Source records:
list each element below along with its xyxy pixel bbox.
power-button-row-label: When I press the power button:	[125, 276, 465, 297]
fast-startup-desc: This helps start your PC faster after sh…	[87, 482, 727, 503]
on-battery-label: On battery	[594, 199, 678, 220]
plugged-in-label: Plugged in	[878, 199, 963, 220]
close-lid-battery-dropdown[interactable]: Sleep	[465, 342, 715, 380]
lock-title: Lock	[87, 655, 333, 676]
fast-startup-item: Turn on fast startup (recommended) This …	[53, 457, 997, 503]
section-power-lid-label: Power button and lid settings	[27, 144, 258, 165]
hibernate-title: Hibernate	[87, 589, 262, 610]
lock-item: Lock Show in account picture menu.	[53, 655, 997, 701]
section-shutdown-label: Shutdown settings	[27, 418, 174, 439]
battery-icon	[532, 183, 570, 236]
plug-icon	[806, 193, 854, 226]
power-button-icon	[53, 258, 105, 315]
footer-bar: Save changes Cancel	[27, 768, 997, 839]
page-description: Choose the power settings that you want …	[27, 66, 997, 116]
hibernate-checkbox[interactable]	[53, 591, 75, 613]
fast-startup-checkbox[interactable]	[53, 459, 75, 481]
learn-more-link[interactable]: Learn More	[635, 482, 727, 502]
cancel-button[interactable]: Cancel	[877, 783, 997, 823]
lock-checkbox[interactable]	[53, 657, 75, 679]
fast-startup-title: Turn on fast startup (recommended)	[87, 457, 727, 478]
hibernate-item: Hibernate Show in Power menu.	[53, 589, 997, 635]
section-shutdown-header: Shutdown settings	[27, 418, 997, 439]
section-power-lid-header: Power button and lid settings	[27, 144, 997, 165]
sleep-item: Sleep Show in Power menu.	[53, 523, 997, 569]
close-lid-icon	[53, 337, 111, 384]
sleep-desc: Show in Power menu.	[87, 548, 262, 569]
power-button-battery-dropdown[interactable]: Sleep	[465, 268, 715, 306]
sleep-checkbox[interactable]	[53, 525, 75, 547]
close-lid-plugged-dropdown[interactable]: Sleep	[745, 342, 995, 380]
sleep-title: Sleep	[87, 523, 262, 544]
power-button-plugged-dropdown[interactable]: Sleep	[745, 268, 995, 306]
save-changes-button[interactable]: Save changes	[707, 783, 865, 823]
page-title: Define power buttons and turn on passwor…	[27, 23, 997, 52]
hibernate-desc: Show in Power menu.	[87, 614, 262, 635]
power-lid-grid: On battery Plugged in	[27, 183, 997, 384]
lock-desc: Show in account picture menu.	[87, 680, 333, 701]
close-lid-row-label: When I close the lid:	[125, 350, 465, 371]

## Aim
Present the lines from the first line of the source records through the line containing "fast-startup-item: Turn on", inclusive, as a numbered list with any blank lines omitted.

## Result for this exercise
1. list each element below along with its xyxy pixel bbox.
2. power-button-row-label: When I press the power button:	[125, 276, 465, 297]
3. fast-startup-desc: This helps start your PC faster after sh…	[87, 482, 727, 503]
4. on-battery-label: On battery	[594, 199, 678, 220]
5. plugged-in-label: Plugged in	[878, 199, 963, 220]
6. close-lid-battery-dropdown[interactable]: Sleep	[465, 342, 715, 380]
7. lock-title: Lock	[87, 655, 333, 676]
8. fast-startup-item: Turn on fast startup (recommended) This …	[53, 457, 997, 503]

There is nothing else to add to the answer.